PROBLEM DETAILS: Scan the material below for the string "için", and copy every line where it shows up.

──────────────────────────────

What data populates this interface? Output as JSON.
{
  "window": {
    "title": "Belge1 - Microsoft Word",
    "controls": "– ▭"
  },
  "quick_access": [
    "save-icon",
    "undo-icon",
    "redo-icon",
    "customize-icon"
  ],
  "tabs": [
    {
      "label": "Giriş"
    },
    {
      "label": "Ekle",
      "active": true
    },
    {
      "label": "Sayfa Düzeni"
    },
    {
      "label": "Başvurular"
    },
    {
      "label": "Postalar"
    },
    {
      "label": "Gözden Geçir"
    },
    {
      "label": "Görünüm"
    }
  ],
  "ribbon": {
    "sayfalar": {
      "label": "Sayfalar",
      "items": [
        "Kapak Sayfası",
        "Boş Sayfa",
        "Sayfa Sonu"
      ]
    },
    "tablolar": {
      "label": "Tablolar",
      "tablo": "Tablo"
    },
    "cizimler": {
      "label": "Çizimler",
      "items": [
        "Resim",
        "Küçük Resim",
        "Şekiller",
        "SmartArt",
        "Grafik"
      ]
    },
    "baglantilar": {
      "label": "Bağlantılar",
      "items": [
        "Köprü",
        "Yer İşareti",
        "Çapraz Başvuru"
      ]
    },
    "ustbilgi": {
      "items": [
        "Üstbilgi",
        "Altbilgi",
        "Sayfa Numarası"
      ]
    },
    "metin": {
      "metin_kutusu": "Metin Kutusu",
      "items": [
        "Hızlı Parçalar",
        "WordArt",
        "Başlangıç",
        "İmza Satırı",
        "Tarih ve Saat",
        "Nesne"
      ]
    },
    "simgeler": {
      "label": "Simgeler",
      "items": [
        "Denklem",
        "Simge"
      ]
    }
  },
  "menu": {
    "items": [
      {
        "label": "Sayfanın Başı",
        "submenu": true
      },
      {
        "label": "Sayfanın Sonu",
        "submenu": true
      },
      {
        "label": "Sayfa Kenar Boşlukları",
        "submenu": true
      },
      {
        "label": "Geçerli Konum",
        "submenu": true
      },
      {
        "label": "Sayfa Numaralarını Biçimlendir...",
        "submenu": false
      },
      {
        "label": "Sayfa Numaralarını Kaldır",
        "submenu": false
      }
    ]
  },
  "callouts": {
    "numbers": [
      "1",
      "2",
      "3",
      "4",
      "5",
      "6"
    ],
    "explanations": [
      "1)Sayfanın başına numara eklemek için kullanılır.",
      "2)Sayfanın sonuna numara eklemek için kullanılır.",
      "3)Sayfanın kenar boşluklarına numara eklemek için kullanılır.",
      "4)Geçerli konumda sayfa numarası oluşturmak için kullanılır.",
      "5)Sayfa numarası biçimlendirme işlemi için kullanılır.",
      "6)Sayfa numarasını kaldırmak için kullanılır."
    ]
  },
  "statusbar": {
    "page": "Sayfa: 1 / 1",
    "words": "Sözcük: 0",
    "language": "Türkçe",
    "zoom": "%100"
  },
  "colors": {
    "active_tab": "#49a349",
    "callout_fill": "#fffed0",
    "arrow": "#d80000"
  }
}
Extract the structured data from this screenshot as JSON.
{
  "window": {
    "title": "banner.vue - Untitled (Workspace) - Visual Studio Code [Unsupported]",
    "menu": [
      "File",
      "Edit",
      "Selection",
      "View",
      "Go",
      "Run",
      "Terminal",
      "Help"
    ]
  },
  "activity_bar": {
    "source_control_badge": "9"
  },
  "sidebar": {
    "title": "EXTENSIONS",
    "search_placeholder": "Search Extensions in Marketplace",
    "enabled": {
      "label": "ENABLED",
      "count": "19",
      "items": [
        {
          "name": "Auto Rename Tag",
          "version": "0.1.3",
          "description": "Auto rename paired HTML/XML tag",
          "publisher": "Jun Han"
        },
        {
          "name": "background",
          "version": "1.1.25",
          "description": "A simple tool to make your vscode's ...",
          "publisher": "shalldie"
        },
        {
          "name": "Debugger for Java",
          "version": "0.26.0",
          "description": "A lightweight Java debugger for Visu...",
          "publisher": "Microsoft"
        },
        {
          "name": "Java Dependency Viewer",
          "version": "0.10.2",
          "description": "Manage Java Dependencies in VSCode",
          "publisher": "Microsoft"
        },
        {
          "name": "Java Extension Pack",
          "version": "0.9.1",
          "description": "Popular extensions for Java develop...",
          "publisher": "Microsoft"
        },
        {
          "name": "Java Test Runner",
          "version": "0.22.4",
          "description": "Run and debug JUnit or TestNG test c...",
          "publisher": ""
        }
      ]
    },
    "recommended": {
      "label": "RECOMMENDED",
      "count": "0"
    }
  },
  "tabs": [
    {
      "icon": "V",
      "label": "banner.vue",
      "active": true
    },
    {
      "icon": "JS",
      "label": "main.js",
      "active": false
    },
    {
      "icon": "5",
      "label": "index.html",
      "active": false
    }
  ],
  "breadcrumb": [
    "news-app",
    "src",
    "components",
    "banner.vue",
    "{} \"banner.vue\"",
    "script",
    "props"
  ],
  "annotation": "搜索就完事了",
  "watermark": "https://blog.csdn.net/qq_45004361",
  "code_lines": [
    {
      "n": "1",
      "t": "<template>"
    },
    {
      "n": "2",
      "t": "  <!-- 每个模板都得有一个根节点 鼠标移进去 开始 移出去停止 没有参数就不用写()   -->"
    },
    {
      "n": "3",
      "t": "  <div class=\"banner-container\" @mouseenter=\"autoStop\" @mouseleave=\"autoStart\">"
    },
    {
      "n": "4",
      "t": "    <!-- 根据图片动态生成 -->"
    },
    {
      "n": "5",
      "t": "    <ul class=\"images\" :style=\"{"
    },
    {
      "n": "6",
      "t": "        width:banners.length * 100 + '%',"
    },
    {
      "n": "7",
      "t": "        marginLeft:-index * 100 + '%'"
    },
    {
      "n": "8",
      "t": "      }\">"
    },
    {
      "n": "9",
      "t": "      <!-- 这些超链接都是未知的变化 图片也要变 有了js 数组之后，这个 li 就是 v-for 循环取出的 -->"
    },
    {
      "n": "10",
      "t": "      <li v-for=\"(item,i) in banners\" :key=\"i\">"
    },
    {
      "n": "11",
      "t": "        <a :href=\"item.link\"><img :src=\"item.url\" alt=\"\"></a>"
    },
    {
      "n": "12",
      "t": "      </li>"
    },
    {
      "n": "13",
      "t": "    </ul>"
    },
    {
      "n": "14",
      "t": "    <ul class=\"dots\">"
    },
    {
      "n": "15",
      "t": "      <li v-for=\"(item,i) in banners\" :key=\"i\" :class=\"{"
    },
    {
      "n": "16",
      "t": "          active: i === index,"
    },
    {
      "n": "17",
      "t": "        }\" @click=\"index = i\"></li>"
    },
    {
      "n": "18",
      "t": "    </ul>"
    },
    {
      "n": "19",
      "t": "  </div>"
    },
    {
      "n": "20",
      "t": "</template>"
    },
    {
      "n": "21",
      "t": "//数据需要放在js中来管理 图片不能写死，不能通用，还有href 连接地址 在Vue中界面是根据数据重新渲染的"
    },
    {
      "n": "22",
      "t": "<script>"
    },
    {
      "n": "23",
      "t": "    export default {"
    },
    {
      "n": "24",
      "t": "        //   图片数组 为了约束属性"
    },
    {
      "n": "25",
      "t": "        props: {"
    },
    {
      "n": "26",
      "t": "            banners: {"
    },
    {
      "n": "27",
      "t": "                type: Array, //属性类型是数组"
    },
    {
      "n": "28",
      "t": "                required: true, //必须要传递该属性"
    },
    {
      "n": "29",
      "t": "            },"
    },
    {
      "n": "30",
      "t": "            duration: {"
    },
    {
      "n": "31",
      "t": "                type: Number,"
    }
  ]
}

──────────────────────────────

RESULT:
      "1)Sayfanın başına numara eklemek için kullanılır.",
      "2)Sayfanın sonuna numara eklemek için kullanılır.",
      "3)Sayfanın kenar boşluklarına numara eklemek için kullanılır.",
      "4)Geçerli konumda sayfa numarası oluşturmak için kullanılır.",
      "5)Sayfa numarası biçimlendirme işlemi için kullanılır.",
      "6)Sayfa numarasını kaldırmak için kullanılır."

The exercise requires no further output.